Make an exact copy of the entries below.
Start of RAW RECORDS
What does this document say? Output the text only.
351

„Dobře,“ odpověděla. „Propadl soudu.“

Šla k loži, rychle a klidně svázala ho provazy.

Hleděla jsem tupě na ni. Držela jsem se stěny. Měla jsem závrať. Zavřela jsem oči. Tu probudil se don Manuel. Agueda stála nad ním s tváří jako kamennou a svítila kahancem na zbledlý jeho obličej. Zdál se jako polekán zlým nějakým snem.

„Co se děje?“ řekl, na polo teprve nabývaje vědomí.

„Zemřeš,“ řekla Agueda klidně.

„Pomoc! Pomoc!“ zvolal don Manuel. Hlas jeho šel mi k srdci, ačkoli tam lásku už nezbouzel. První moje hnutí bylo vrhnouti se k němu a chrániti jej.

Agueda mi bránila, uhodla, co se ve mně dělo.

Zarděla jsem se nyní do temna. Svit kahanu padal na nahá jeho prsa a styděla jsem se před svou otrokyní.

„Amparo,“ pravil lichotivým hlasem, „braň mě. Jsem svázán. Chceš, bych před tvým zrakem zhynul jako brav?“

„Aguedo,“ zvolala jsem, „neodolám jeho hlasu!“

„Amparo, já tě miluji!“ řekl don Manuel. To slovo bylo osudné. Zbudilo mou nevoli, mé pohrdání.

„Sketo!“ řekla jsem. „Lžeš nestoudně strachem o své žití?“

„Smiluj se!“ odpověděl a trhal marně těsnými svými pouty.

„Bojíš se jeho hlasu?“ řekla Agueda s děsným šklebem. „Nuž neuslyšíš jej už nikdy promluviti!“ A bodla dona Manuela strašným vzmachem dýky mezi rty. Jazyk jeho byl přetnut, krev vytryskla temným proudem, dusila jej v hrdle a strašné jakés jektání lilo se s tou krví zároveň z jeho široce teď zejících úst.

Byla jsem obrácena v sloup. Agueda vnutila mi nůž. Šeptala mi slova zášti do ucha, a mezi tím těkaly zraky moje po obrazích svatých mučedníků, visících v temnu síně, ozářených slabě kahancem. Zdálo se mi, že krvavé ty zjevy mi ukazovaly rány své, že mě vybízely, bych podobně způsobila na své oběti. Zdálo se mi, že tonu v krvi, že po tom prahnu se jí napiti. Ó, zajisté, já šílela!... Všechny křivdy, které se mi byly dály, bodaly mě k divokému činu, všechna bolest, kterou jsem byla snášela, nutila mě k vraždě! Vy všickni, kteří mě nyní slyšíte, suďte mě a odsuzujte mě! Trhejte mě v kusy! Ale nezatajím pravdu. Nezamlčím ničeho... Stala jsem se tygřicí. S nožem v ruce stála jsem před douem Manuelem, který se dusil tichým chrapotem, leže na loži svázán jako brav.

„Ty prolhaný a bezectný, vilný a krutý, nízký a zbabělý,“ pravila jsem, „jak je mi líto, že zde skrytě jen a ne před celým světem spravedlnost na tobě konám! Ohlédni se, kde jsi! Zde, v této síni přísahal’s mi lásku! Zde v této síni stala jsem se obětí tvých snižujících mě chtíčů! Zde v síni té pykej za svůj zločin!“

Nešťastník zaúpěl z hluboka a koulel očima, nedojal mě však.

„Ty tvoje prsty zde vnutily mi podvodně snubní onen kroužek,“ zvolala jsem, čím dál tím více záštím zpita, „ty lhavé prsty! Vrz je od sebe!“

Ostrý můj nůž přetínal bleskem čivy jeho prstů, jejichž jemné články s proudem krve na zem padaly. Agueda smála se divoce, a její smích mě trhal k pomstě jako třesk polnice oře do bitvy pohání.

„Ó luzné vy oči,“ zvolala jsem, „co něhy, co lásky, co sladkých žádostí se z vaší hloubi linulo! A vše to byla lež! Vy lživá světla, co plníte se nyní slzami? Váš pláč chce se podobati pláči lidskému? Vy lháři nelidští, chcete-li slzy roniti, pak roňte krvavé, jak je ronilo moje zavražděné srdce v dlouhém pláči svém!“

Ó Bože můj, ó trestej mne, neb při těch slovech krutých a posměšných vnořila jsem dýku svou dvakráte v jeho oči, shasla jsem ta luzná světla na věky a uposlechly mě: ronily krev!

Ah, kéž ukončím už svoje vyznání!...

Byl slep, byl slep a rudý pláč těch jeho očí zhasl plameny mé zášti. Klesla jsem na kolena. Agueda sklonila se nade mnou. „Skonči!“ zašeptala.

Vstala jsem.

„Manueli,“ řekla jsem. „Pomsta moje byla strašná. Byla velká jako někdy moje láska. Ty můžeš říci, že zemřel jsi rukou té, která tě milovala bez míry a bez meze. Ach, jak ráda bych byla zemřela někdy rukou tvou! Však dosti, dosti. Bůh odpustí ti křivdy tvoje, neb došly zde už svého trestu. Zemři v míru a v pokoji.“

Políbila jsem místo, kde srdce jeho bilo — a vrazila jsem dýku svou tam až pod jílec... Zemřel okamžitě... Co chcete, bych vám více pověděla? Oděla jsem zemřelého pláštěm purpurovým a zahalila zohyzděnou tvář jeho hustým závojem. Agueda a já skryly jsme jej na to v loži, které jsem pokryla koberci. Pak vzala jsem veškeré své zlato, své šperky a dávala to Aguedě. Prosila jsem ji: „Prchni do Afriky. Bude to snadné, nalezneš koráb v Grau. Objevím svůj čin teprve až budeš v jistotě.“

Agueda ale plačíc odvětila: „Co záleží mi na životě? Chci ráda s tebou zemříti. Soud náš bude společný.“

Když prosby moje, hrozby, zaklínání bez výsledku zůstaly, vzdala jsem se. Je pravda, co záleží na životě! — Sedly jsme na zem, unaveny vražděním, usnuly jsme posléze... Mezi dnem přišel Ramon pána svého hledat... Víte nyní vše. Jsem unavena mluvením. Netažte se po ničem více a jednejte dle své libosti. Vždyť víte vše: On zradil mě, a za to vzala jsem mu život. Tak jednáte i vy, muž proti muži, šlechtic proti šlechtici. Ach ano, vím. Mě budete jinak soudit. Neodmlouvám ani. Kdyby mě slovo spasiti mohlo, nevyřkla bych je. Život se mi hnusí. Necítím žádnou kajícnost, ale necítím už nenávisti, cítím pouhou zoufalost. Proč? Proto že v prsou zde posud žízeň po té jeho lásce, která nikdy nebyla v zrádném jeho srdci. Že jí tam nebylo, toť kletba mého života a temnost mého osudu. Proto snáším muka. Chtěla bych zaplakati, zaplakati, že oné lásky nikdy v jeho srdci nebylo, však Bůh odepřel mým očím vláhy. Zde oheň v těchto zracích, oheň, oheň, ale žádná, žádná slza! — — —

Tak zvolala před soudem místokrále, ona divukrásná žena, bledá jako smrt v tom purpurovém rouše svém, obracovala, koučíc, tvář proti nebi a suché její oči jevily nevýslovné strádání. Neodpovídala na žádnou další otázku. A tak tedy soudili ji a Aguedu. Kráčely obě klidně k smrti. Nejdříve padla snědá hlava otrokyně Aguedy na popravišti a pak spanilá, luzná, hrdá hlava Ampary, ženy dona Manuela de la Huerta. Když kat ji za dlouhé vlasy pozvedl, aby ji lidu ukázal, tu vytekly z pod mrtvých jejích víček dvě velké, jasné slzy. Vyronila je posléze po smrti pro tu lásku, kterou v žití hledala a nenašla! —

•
End of RAW RECORDS
EXERCISE OUTPUT:
What does this document say? Output the text only.
351

„Dobře,“ odpověděla. „Propadl soudu.“

Šla k loži, rychle a klidně svázala ho provazy.

Hleděla jsem tupě na ni. Držela jsem se stěny. Měla jsem závrať. Zavřela jsem oči. Tu probudil se don Manuel. Agueda stála nad ním s tváří jako kamennou a svítila kahancem na zbledlý jeho obličej. Zdál se jako polekán zlým nějakým snem.

„Co se děje?“ řekl, na polo teprve nabývaje vědomí.

„Zemřeš,“ řekla Agueda klidně.

„Pomoc! Pomoc!“ zvolal don Manuel. Hlas jeho šel mi k srdci, ačkoli tam lásku už nezbouzel. První moje hnutí bylo vrhnouti se k němu a chrániti jej.

Agueda mi bránila, uhodla, co se ve mně dělo.

Zarděla jsem se nyní do temna. Svit kahanu padal na nahá jeho prsa a styděla jsem se před svou otrokyní.

„Amparo,“ pravil lichotivým hlasem, „braň mě. Jsem svázán. Chceš, bych před tvým zrakem zhynul jako brav?“

„Aguedo,“ zvolala jsem, „neodolám jeho hlasu!“

„Amparo, já tě miluji!“ řekl don Manuel. To slovo bylo osudné. Zbudilo mou nevoli, mé pohrdání.

„Sketo!“ řekla jsem. „Lžeš nestoudně strachem o své žití?“

„Smiluj se!“ odpověděl a trhal marně těsnými svými pouty.

„Bojíš se jeho hlasu?“ řekla Agueda s děsným šklebem. „Nuž neuslyšíš jej už nikdy promluviti!“ A bodla dona Manuela strašným vzmachem dýky mezi rty. Jazyk jeho byl přetnut, krev vytryskla temným proudem, dusila jej v hrdle a strašné jakés jektání lilo se s tou krví zároveň z jeho široce teď zejících úst.

Byla jsem obrácena v sloup. Agueda vnutila mi nůž. Šeptala mi slova zášti do ucha, a mezi tím těkaly zraky moje po obrazích svatých mučedníků, visících v temnu síně, ozářených slabě kahancem. Zdálo se mi, že krvavé ty zjevy mi ukazovaly rány své, že mě vybízely, bych podobně způsobila na své oběti. Zdálo se mi, že tonu v krvi, že po tom prahnu se jí napiti. Ó, zajisté, já šílela!... Všechny křivdy, které se mi byly dály, bodaly mě k divokému činu, všechna bolest, kterou jsem byla snášela, nutila mě k vraždě! Vy všickni, kteří mě nyní slyšíte, suďte mě a odsuzujte mě! Trhejte mě v kusy! Ale nezatajím pravdu. Nezamlčím ničeho... Stala jsem se tygřicí. S nožem v ruce stála jsem před douem Manuelem, který se dusil tichým chrapotem, leže na loži svázán jako brav.

„Ty prolhaný a bezectný, vilný a krutý, nízký a zbabělý,“ pravila jsem, „jak je mi líto, že zde skrytě jen a ne před celým světem spravedlnost na tobě konám! Ohlédni se, kde jsi! Zde, v této síni přísahal’s mi lásku! Zde v této síni stala jsem se obětí tvých snižujících mě chtíčů! Zde v síni té pykej za svůj zločin!“

Nešťastník zaúpěl z hluboka a koulel očima, nedojal mě však.

„Ty tvoje prsty zde vnutily mi podvodně snubní onen kroužek,“ zvolala jsem, čím dál tím více záštím zpita, „ty lhavé prsty! Vrz je od sebe!“

Ostrý můj nůž přetínal bleskem čivy jeho prstů, jejichž jemné články s proudem krve na zem padaly. Agueda smála se divoce, a její smích mě trhal k pomstě jako třesk polnice oře do bitvy pohání.

„Ó luzné vy oči,“ zvolala jsem, „co něhy, co lásky, co sladkých žádostí se z vaší hloubi linulo! A vše to byla lež! Vy lživá světla, co plníte se nyní slzami? Váš pláč chce se podobati pláči lidskému? Vy lháři nelidští, chcete-li slzy roniti, pak roňte krvavé, jak je ronilo moje zavražděné srdce v dlouhém pláči svém!“

Ó Bože můj, ó trestej mne, neb při těch slovech krutých a posměšných vnořila jsem dýku svou dvakráte v jeho oči, shasla jsem ta luzná světla na věky a uposlechly mě: ronily krev!

Ah, kéž ukončím už svoje vyznání!...

Byl slep, byl slep a rudý pláč těch jeho očí zhasl plameny mé zášti. Klesla jsem na kolena. Agueda sklonila se nade mnou. „Skonči!“ zašeptala.

Vstala jsem.

„Manueli,“ řekla jsem. „Pomsta moje byla strašná. Byla velká jako někdy moje láska. Ty můžeš říci, že zemřel jsi rukou té, která tě milovala bez míry a bez meze. Ach, jak ráda bych byla zemřela někdy rukou tvou! Však dosti, dosti. Bůh odpustí ti křivdy tvoje, neb došly zde už svého trestu. Zemři v míru a v pokoji.“

Políbila jsem místo, kde srdce jeho bilo — a vrazila jsem dýku svou tam až pod jílec... Zemřel okamžitě... Co chcete, bych vám více pověděla? Oděla jsem zemřelého pláštěm purpurovým a zahalila zohyzděnou tvář jeho hustým závojem. Agueda a já skryly jsme jej na to v loži, které jsem pokryla koberci. Pak vzala jsem veškeré své zlato, své šperky a dávala to Aguedě. Prosila jsem ji: „Prchni do Afriky. Bude to snadné, nalezneš koráb v Grau. Objevím svůj čin teprve až budeš v jistotě.“

Agueda ale plačíc odvětila: „Co záleží mi na životě? Chci ráda s tebou zemříti. Soud náš bude společný.“

Když prosby moje, hrozby, zaklínání bez výsledku zůstaly, vzdala jsem se. Je pravda, co záleží na životě! — Sedly jsme na zem, unaveny vražděním, usnuly jsme posléze... Mezi dnem přišel Ramon pána svého hledat... Víte nyní vše. Jsem unavena mluvením. Netažte se po ničem více a jednejte dle své libosti. Vždyť víte vše: On zradil mě, a za to vzala jsem mu život. Tak jednáte i vy, muž proti muži, šlechtic proti šlechtici. Ach ano, vím. Mě budete jinak soudit. Neodmlouvám ani. Kdyby mě slovo spasiti mohlo, nevyřkla bych je. Život se mi hnusí. Necítím žádnou kajícnost, ale necítím už nenávisti, cítím pouhou zoufalost. Proč? Proto že v prsou zde posud žízeň po té jeho lásce, která nikdy nebyla v zrádném jeho srdci. Že jí tam nebylo, toť kletba mého života a temnost mého osudu. Proto snáším muka. Chtěla bych zaplakati, zaplakati, že oné lásky nikdy v jeho srdci nebylo, však Bůh odepřel mým očím vláhy. Zde oheň v těchto zracích, oheň, oheň, ale žádná, žádná slza! — — —

Tak zvolala před soudem místokrále, ona divukrásná žena, bledá jako smrt v tom purpurovém rouše svém, obracovala, koučíc, tvář proti nebi a suché její oči jevily nevýslovné strádání. Neodpovídala na žádnou další otázku. A tak tedy soudili ji a Aguedu. Kráčely obě klidně k smrti. Nejdříve padla snědá hlava otrokyně Aguedy na popravišti a pak spanilá, luzná, hrdá hlava Ampary, ženy dona Manuela de la Huerta. Když kat ji za dlouhé vlasy pozvedl, aby ji lidu ukázal, tu vytekly z pod mrtvých jejích víček dvě velké, jasné slzy. Vyronila je posléze po smrti pro tu lásku, kterou v žití hledala a nenašla! —

•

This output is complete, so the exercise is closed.